GOAL OF THE EXERCISE
The output must reproduce each line of the data word for word.

DATA EXCERPTS
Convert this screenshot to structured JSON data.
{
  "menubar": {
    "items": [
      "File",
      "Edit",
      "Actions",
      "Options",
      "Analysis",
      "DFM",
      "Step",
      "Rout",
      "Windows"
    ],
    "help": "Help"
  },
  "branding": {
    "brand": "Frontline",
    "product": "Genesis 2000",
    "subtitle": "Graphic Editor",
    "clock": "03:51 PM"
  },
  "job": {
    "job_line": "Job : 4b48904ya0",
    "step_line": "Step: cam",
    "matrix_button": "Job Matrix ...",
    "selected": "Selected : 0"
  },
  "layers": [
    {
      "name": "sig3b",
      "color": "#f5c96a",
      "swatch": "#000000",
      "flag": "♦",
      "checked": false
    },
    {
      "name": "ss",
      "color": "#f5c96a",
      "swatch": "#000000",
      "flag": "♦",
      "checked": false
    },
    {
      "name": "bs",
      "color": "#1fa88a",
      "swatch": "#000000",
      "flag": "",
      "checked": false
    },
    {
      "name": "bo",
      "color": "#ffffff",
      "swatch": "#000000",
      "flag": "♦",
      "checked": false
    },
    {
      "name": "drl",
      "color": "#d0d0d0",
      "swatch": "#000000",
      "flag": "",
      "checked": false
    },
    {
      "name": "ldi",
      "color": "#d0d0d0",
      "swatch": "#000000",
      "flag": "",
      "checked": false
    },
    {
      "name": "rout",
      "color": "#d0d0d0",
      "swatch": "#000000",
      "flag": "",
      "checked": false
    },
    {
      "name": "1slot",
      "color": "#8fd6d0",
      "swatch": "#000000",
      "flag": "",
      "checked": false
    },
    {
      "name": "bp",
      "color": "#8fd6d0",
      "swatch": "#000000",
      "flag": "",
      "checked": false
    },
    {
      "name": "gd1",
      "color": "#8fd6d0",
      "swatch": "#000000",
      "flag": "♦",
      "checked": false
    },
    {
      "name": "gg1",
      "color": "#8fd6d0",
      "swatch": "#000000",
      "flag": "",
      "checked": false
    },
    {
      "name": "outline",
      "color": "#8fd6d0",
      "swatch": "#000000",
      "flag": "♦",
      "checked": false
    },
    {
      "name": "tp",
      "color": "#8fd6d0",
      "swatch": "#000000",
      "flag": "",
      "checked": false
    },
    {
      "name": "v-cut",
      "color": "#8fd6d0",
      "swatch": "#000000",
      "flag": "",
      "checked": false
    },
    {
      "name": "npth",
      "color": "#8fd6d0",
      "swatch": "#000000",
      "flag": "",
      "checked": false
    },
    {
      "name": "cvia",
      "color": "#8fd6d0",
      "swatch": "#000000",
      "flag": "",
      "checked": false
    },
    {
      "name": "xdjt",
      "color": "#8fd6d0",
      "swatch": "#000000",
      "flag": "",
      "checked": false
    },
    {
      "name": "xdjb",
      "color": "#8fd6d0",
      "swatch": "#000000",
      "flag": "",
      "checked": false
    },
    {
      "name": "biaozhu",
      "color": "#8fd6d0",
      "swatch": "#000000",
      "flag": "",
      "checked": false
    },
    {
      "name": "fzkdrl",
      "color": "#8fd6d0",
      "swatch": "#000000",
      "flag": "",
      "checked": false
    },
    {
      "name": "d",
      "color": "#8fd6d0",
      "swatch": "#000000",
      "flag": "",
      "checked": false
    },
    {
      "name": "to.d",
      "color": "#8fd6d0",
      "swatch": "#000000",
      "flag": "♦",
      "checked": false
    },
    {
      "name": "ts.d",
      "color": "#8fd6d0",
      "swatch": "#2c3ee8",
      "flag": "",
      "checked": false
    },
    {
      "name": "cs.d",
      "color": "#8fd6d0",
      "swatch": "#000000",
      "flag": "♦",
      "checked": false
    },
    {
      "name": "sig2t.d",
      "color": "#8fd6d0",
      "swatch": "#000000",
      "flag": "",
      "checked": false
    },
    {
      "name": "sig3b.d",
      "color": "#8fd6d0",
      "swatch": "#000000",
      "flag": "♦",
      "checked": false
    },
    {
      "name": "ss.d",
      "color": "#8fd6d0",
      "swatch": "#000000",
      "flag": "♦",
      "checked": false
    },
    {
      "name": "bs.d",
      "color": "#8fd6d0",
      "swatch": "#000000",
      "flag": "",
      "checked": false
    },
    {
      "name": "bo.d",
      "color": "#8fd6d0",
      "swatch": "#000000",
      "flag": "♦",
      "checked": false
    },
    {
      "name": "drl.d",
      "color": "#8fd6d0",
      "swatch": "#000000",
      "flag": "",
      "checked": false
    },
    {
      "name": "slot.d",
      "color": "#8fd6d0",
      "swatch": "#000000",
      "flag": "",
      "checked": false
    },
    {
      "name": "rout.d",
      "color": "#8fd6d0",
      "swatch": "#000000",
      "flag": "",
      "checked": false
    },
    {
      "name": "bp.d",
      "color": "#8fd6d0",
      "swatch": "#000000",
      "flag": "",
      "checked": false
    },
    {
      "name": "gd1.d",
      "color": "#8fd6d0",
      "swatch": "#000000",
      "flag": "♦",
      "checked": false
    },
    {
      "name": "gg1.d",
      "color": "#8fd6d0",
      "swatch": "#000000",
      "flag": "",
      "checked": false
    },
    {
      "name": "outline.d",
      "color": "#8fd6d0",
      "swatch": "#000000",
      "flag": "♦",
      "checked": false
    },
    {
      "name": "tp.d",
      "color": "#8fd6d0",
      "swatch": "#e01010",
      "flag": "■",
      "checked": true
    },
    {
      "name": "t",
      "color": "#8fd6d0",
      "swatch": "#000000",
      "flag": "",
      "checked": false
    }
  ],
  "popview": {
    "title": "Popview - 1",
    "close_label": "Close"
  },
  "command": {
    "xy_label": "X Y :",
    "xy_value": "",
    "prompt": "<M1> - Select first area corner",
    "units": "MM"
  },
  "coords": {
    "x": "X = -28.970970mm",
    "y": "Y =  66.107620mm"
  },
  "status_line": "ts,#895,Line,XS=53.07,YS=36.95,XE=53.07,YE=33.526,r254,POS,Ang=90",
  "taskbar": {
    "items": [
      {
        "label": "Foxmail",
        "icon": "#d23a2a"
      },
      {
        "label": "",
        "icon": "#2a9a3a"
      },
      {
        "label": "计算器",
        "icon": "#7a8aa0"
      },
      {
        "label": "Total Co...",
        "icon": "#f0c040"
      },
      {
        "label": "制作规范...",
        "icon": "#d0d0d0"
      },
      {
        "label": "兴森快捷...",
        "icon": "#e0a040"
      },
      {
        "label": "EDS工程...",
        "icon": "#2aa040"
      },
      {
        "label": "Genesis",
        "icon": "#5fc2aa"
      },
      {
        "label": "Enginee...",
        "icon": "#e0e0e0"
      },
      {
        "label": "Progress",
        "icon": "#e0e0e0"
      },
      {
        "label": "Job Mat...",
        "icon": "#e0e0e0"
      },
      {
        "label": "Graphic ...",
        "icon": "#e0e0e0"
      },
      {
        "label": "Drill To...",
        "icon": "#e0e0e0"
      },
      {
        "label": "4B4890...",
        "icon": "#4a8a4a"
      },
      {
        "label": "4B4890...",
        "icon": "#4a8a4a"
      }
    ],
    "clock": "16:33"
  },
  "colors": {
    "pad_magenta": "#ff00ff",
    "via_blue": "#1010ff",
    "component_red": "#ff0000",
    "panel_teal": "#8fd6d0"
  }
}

EXERCISE RESULT
Convert this screenshot to structured JSON data.
{
  "menubar": {
    "items": [
      "File",
      "Edit",
      "Actions",
      "Options",
      "Analysis",
      "DFM",
      "Step",
      "Rout",
      "Windows"
    ],
    "help": "Help"
  },
  "branding": {
    "brand": "Frontline",
    "product": "Genesis 2000",
    "subtitle": "Graphic Editor",
    "clock": "03:51 PM"
  },
  "job": {
    "job_line": "Job : 4b48904ya0",
    "step_line": "Step: cam",
    "matrix_button": "Job Matrix ...",
    "selected": "Selected : 0"
  },
  "layers": [
    {
      "name": "sig3b",
      "color": "#f5c96a",
      "swatch": "#000000",
      "flag": "♦",
      "checked": false
    },
    {
      "name": "ss",
      "color": "#f5c96a",
      "swatch": "#000000",
      "flag": "♦",
      "checked": false
    },
    {
      "name": "bs",
      "color": "#1fa88a",
      "swatch": "#000000",
      "flag": "",
      "checked": false
    },
    {
      "name": "bo",
      "color": "#ffffff",
      "swatch": "#000000",
      "flag": "♦",
      "checked": false
    },
    {
      "name": "drl",
      "color": "#d0d0d0",
      "swatch": "#000000",
      "flag": "",
      "checked": false
    },
    {
      "name": "ldi",
      "color": "#d0d0d0",
      "swatch": "#000000",
      "flag": "",
      "checked": false
    },
    {
      "name": "rout",
      "color": "#d0d0d0",
      "swatch": "#000000",
      "flag": "",
      "checked": false
    },
    {
      "name": "1slot",
      "color": "#8fd6d0",
      "swatch": "#000000",
      "flag": "",
      "checked": false
    },
    {
      "name": "bp",
      "color": "#8fd6d0",
      "swatch": "#000000",
      "flag": "",
      "checked": false
    },
    {
      "name": "gd1",
      "color": "#8fd6d0",
      "swatch": "#000000",
      "flag": "♦",
      "checked": false
    },
    {
      "name": "gg1",
      "color": "#8fd6d0",
      "swatch": "#000000",
      "flag": "",
      "checked": false
    },
    {
      "name": "outline",
      "color": "#8fd6d0",
      "swatch": "#000000",
      "flag": "♦",
      "checked": false
    },
    {
      "name": "tp",
      "color": "#8fd6d0",
      "swatch": "#000000",
      "flag": "",
      "checked": false
    },
    {
      "name": "v-cut",
      "color": "#8fd6d0",
      "swatch": "#000000",
      "flag": "",
      "checked": false
    },
    {
      "name": "npth",
      "color": "#8fd6d0",
      "swatch": "#000000",
      "flag": "",
      "checked": false
    },
    {
      "name": "cvia",
      "color": "#8fd6d0",
      "swatch": "#000000",
      "flag": "",
      "checked": false
    },
    {
      "name": "xdjt",
      "color": "#8fd6d0",
      "swatch": "#000000",
      "flag": "",
      "checked": false
    },
    {
      "name": "xdjb",
      "color": "#8fd6d0",
      "swatch": "#000000",
      "flag": "",
      "checked": false
    },
    {
      "name": "biaozhu",
      "color": "#8fd6d0",
      "swatch": "#000000",
      "flag": "",
      "checked": false
    },
    {
      "name": "fzkdrl",
      "color": "#8fd6d0",
      "swatch": "#000000",
      "flag": "",
      "checked": false
    },
    {
      "name": "d",
      "color": "#8fd6d0",
      "swatch": "#000000",
      "flag": "",
      "checked": false
    },
    {
      "name": "to.d",
      "color": "#8fd6d0",
      "swatch": "#000000",
      "flag": "♦",
      "checked": false
    },
    {
      "name": "ts.d",
      "color": "#8fd6d0",
      "swatch": "#2c3ee8",
      "flag": "",
      "checked": false
    },
    {
      "name": "cs.d",
      "color": "#8fd6d0",
      "swatch": "#000000",
      "flag": "♦",
      "checked": false
    },
    {
      "name": "sig2t.d",
      "color": "#8fd6d0",
      "swatch": "#000000",
      "flag": "",
      "checked": false
    },
    {
      "name": "sig3b.d",
      "color": "#8fd6d0",
      "swatch": "#000000",
      "flag": "♦",
      "checked": false
    },
    {
      "name": "ss.d",
      "color": "#8fd6d0",
      "swatch": "#000000",
      "flag": "♦",
      "checked": false
    },
    {
      "name": "bs.d",
      "color": "#8fd6d0",
      "swatch": "#000000",
      "flag": "",
      "checked": false
    },
    {
      "name": "bo.d",
      "color": "#8fd6d0",
      "swatch": "#000000",
      "flag": "♦",
      "checked": false
    },
    {
      "name": "drl.d",
      "color": "#8fd6d0",
      "swatch": "#000000",
      "flag": "",
      "checked": false
    },
    {
      "name": "slot.d",
      "color": "#8fd6d0",
      "swatch": "#000000",
      "flag": "",
      "checked": false
    },
    {
      "name": "rout.d",
      "color": "#8fd6d0",
      "swatch": "#000000",
      "flag": "",
      "checked": false
    },
    {
      "name": "bp.d",
      "color": "#8fd6d0",
      "swatch": "#000000",
      "flag": "",
      "checked": false
    },
    {
      "name": "gd1.d",
      "color": "#8fd6d0",
      "swatch": "#000000",
      "flag": "♦",
      "checked": false
    },
    {
      "name": "gg1.d",
      "color": "#8fd6d0",
      "swatch": "#000000",
      "flag": "",
      "checked": false
    },
    {
      "name": "outline.d",
      "color": "#8fd6d0",
      "swatch": "#000000",
      "flag": "♦",
      "checked": false
    },
    {
      "name": "tp.d",
      "color": "#8fd6d0",
      "swatch": "#e01010",
      "flag": "■",
      "checked": true
    },
    {
      "name": "t",
      "color": "#8fd6d0",
      "swatch": "#000000",
      "flag": "",
      "checked": false
    }
  ],
  "popview": {
    "title": "Popview - 1",
    "close_label": "Close"
  },
  "command": {
    "xy_label": "X Y :",
    "xy_value": "",
    "prompt": "<M1> - Select first area corner",
    "units": "MM"
  },
  "coords": {
    "x": "X = -28.970970mm",
    "y": "Y =  66.107620mm"
  },
  "status_line": "ts,#895,Line,XS=53.07,YS=36.95,XE=53.07,YE=33.526,r254,POS,Ang=90",
  "taskbar": {
    "items": [
      {
        "label": "Foxmail",
        "icon": "#d23a2a"
      },
      {
        "label": "",
        "icon": "#2a9a3a"
      },
      {
        "label": "计算器",
        "icon": "#7a8aa0"
      },
      {
        "label": "Total Co...",
        "icon": "#f0c040"
      },
      {
        "label": "制作规范...",
        "icon": "#d0d0d0"
      },
      {
        "label": "兴森快捷...",
        "icon": "#e0a040"
      },
      {
        "label": "EDS工程...",
        "icon": "#2aa040"
      },
      {
        "label": "Genesis",
        "icon": "#5fc2aa"
      },
      {
        "label": "Enginee...",
        "icon": "#e0e0e0"
      },
      {
        "label": "Progress",
        "icon": "#e0e0e0"
      },
      {
        "label": "Job Mat...",
        "icon": "#e0e0e0"
      },
      {
        "label": "Graphic ...",
        "icon": "#e0e0e0"
      },
      {
        "label": "Drill To...",
        "icon": "#e0e0e0"
      },
      {
        "label": "4B4890...",
        "icon": "#4a8a4a"
      },
      {
        "label": "4B4890...",
        "icon": "#4a8a4a"
      }
    ],
    "clock": "16:33"
  },
  "colors": {
    "pad_magenta": "#ff00ff",
    "via_blue": "#1010ff",
    "component_red": "#ff0000",
    "panel_teal": "#8fd6d0"
  }
}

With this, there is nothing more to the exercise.